*SOURCE DATA:*
»»

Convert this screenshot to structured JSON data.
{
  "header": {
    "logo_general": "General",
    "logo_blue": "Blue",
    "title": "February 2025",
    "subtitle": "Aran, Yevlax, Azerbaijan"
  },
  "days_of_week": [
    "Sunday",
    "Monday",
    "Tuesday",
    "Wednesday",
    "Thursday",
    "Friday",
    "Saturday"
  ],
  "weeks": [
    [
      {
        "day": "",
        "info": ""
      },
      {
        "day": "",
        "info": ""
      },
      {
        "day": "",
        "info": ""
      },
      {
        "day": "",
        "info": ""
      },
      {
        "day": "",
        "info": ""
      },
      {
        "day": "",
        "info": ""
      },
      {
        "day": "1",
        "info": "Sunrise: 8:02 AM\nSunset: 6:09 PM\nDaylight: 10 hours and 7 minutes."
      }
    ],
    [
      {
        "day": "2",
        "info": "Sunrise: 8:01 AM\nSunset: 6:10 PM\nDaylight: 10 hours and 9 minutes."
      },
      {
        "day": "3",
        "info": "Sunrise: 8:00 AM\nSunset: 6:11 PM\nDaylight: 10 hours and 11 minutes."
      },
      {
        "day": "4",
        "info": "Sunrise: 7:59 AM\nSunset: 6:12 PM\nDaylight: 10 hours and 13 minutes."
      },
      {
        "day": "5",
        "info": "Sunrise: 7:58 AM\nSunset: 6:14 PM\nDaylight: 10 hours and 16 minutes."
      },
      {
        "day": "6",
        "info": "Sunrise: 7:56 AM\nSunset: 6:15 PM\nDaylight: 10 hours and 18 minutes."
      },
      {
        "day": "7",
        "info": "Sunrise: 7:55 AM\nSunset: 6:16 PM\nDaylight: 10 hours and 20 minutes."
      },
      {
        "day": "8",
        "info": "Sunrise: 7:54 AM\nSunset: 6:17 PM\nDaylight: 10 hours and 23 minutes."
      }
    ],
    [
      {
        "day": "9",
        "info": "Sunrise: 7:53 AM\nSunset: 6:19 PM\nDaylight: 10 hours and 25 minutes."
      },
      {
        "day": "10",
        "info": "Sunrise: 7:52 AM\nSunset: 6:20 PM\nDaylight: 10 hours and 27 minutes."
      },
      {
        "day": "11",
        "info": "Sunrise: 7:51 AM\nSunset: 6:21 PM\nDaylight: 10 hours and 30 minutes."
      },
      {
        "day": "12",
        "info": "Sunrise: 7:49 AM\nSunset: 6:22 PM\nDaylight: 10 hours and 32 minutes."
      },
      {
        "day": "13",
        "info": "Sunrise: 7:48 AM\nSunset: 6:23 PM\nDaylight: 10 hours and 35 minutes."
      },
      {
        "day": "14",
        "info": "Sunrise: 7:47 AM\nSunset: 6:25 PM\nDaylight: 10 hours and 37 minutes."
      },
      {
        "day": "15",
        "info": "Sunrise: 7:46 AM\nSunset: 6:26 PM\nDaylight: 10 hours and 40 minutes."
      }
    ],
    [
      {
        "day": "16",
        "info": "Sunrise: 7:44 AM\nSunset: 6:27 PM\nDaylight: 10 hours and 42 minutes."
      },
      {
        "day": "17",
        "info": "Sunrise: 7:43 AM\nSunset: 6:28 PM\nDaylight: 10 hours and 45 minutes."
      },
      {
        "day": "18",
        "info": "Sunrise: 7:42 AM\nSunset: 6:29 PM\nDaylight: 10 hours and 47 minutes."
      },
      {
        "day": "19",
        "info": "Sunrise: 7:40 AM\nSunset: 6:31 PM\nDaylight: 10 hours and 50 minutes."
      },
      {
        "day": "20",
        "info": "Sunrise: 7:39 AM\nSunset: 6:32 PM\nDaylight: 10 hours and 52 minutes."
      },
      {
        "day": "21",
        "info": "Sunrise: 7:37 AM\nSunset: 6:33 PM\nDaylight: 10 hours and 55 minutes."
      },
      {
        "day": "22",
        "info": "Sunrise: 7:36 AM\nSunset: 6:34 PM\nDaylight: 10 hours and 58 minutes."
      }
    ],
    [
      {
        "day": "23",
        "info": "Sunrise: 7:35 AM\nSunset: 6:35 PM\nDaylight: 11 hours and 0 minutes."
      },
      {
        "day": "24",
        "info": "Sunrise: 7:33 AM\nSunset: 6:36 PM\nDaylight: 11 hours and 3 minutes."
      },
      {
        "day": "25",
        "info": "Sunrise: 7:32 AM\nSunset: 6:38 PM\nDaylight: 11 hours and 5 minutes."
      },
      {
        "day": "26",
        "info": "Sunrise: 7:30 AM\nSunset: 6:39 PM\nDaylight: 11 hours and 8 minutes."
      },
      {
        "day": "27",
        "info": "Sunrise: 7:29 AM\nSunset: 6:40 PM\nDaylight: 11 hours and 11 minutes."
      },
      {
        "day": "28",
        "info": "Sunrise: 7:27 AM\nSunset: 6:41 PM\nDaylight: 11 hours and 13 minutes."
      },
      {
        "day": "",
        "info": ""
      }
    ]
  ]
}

««

*WRITTEN INSTRUCTION:* The records above need to be transcribed in full. Keep every character unchanged.

*ANSWER TO THE TASK:*
Convert this screenshot to structured JSON data.
{
  "header": {
    "logo_general": "General",
    "logo_blue": "Blue",
    "title": "February 2025",
    "subtitle": "Aran, Yevlax, Azerbaijan"
  },
  "days_of_week": [
    "Sunday",
    "Monday",
    "Tuesday",
    "Wednesday",
    "Thursday",
    "Friday",
    "Saturday"
  ],
  "weeks": [
    [
      {
        "day": "",
        "info": ""
      },
      {
        "day": "",
        "info": ""
      },
      {
        "day": "",
        "info": ""
      },
      {
        "day": "",
        "info": ""
      },
      {
        "day": "",
        "info": ""
      },
      {
        "day": "",
        "info": ""
      },
      {
        "day": "1",
        "info": "Sunrise: 8:02 AM\nSunset: 6:09 PM\nDaylight: 10 hours and 7 minutes."
      }
    ],
    [
      {
        "day": "2",
        "info": "Sunrise: 8:01 AM\nSunset: 6:10 PM\nDaylight: 10 hours and 9 minutes."
      },
      {
        "day": "3",
        "info": "Sunrise: 8:00 AM\nSunset: 6:11 PM\nDaylight: 10 hours and 11 minutes."
      },
      {
        "day": "4",
        "info": "Sunrise: 7:59 AM\nSunset: 6:12 PM\nDaylight: 10 hours and 13 minutes."
      },
      {
        "day": "5",
        "info": "Sunrise: 7:58 AM\nSunset: 6:14 PM\nDaylight: 10 hours and 16 minutes."
      },
      {
        "day": "6",
        "info": "Sunrise: 7:56 AM\nSunset: 6:15 PM\nDaylight: 10 hours and 18 minutes."
      },
      {
        "day": "7",
        "info": "Sunrise: 7:55 AM\nSunset: 6:16 PM\nDaylight: 10 hours and 20 minutes."
      },
      {
        "day": "8",
        "info": "Sunrise: 7:54 AM\nSunset: 6:17 PM\nDaylight: 10 hours and 23 minutes."
      }
    ],
    [
      {
        "day": "9",
        "info": "Sunrise: 7:53 AM\nSunset: 6:19 PM\nDaylight: 10 hours and 25 minutes."
      },
      {
        "day": "10",
        "info": "Sunrise: 7:52 AM\nSunset: 6:20 PM\nDaylight: 10 hours and 27 minutes."
      },
      {
        "day": "11",
        "info": "Sunrise: 7:51 AM\nSunset: 6:21 PM\nDaylight: 10 hours and 30 minutes."
      },
      {
        "day": "12",
        "info": "Sunrise: 7:49 AM\nSunset: 6:22 PM\nDaylight: 10 hours and 32 minutes."
      },
      {
        "day": "13",
        "info": "Sunrise: 7:48 AM\nSunset: 6:23 PM\nDaylight: 10 hours and 35 minutes."
      },
      {
        "day": "14",
        "info": "Sunrise: 7:47 AM\nSunset: 6:25 PM\nDaylight: 10 hours and 37 minutes."
      },
      {
        "day": "15",
        "info": "Sunrise: 7:46 AM\nSunset: 6:26 PM\nDaylight: 10 hours and 40 minutes."
      }
    ],
    [
      {
        "day": "16",
        "info": "Sunrise: 7:44 AM\nSunset: 6:27 PM\nDaylight: 10 hours and 42 minutes."
      },
      {
        "day": "17",
        "info": "Sunrise: 7:43 AM\nSunset: 6:28 PM\nDaylight: 10 hours and 45 minutes."
      },
      {
        "day": "18",
        "info": "Sunrise: 7:42 AM\nSunset: 6:29 PM\nDaylight: 10 hours and 47 minutes."
      },
      {
        "day": "19",
        "info": "Sunrise: 7:40 AM\nSunset: 6:31 PM\nDaylight: 10 hours and 50 minutes."
      },
      {
        "day": "20",
        "info": "Sunrise: 7:39 AM\nSunset: 6:32 PM\nDaylight: 10 hours and 52 minutes."
      },
      {
        "day": "21",
        "info": "Sunrise: 7:37 AM\nSunset: 6:33 PM\nDaylight: 10 hours and 55 minutes."
      },
      {
        "day": "22",
        "info": "Sunrise: 7:36 AM\nSunset: 6:34 PM\nDaylight: 10 hours and 58 minutes."
      }
    ],
    [
      {
        "day": "23",
        "info": "Sunrise: 7:35 AM\nSunset: 6:35 PM\nDaylight: 11 hours and 0 minutes."
      },
      {
        "day": "24",
        "info": "Sunrise: 7:33 AM\nSunset: 6:36 PM\nDaylight: 11 hours and 3 minutes."
      },
      {
        "day": "25",
        "info": "Sunrise: 7:32 AM\nSunset: 6:38 PM\nDaylight: 11 hours and 5 minutes."
      },
      {
        "day": "26",
        "info": "Sunrise: 7:30 AM\nSunset: 6:39 PM\nDaylight: 11 hours and 8 minutes."
      },
      {
        "day": "27",
        "info": "Sunrise: 7:29 AM\nSunset: 6:40 PM\nDaylight: 11 hours and 11 minutes."
      },
      {
        "day": "28",
        "info": "Sunrise: 7:27 AM\nSunset: 6:41 PM\nDaylight: 11 hours and 13 minutes."
      },
      {
        "day": "",
        "info": ""
      }
    ]
  ]
}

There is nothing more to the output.